Gather every line in the records below that contains the word "research".

### Records shown
_ _ _

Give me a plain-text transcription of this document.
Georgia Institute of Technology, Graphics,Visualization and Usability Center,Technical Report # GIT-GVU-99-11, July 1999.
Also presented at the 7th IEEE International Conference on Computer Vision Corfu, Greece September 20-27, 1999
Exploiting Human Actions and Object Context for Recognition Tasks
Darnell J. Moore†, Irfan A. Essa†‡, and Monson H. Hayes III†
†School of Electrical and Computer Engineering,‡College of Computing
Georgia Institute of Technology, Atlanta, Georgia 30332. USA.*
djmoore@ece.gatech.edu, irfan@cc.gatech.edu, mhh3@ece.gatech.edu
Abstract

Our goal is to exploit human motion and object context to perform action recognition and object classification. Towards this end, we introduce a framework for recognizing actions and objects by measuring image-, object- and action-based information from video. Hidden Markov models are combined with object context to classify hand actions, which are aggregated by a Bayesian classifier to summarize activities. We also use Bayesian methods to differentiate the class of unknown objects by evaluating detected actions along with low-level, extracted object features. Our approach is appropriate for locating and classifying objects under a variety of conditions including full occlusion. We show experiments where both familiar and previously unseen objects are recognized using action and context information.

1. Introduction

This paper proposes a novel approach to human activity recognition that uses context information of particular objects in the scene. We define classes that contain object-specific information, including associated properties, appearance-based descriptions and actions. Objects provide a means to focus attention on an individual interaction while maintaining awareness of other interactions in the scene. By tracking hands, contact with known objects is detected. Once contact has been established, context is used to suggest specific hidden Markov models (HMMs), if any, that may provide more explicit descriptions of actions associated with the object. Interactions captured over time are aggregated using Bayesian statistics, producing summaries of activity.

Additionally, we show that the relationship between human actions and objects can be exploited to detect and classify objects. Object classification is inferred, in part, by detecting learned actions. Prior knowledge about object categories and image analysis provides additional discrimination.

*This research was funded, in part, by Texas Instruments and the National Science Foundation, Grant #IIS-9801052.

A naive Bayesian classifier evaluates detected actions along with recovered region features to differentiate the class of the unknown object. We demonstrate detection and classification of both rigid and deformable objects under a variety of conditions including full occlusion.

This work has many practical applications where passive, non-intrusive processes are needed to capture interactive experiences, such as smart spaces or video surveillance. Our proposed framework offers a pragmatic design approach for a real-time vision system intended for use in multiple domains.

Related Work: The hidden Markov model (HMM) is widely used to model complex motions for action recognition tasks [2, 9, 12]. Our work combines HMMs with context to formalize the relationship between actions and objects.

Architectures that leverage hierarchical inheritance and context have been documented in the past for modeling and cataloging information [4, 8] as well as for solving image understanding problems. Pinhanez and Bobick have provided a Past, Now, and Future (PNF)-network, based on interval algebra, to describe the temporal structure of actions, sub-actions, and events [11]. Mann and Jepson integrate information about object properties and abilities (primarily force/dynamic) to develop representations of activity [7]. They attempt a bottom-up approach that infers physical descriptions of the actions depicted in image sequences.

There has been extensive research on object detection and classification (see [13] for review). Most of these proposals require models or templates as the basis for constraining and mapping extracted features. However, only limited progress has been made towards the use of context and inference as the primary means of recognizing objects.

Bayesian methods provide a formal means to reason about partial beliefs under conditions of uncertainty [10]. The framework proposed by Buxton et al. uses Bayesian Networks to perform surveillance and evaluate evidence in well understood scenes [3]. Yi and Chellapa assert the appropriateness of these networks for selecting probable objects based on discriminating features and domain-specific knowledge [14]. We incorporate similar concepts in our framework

_ _ _

### Solution to the exercise
*This research was funded, in part, by Texas Instruments and the National Science Foundation, Grant #IIS-9801052.
There has been extensive research on object detection and classification (see [13] for review). Most of these proposals require models or templates as the basis for constraining and mapping extracted features. However, only limited progress has been made towards the use of context and inference as the primary means of recognizing objects.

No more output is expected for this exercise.